[Direction] What you return should match every record exactly, with the images removed.

(Saved entries)
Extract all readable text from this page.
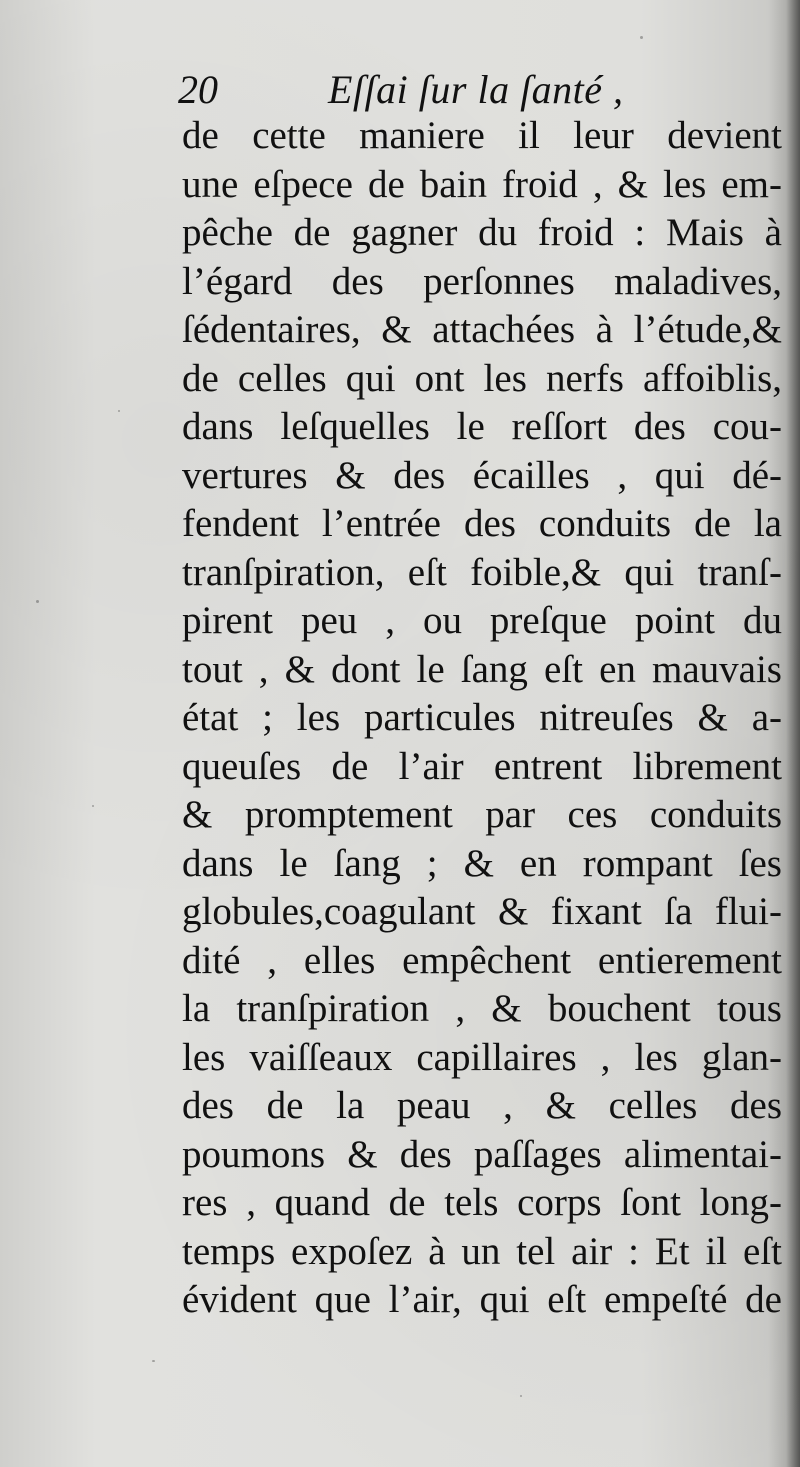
20	Eſſai ſur la ſanté ,
de cette maniere il leur devient
une eſpece de bain froid , & les em-
pêche de gagner du froid : Mais à
l’égard des perſonnes maladives,
ſédentaires, & attachées à l’étude,&
de celles qui ont les nerfs affoiblis,
dans leſquelles le reſſort des cou-
vertures & des écailles , qui dé-
fendent l’entrée des conduits de la
tranſpiration, eſt foible,& qui tranſ-
pirent peu , ou preſque point du
tout , & dont le ſang eſt en mauvais
état ; les particules nitreuſes & a-
queuſes de l’air entrent librement
& promptement par ces conduits
dans le ſang ; & en rompant ſes
globules,coagulant & fixant ſa flui-
dité , elles empêchent entierement
la tranſpiration , & bouchent tous
les vaiſſeaux capillaires , les glan-
des de la peau , & celles des
poumons & des paſſages alimentai-
res , quand de tels corps ſont long-
temps expoſez à un tel air : Et il eſt
évident que l’air, qui eſt empeſté de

[Response]
Extract all readable text from this page.
20	Eſſai ſur la ſanté ,
de cette maniere il leur devient
une eſpece de bain froid , & les em-
pêche de gagner du froid : Mais à
l’égard des perſonnes maladives,
ſédentaires, & attachées à l’étude,&
de celles qui ont les nerfs affoiblis,
dans leſquelles le reſſort des cou-
vertures & des écailles , qui dé-
fendent l’entrée des conduits de la
tranſpiration, eſt foible,& qui tranſ-
pirent peu , ou preſque point du
tout , & dont le ſang eſt en mauvais
état ; les particules nitreuſes & a-
queuſes de l’air entrent librement
& promptement par ces conduits
dans le ſang ; & en rompant ſes
globules,coagulant & fixant ſa flui-
dité , elles empêchent entierement
la tranſpiration , & bouchent tous
les vaiſſeaux capillaires , les glan-
des de la peau , & celles des
poumons & des paſſages alimentai-
res , quand de tels corps ſont long-
temps expoſez à un tel air : Et il eſt
évident que l’air, qui eſt empeſté de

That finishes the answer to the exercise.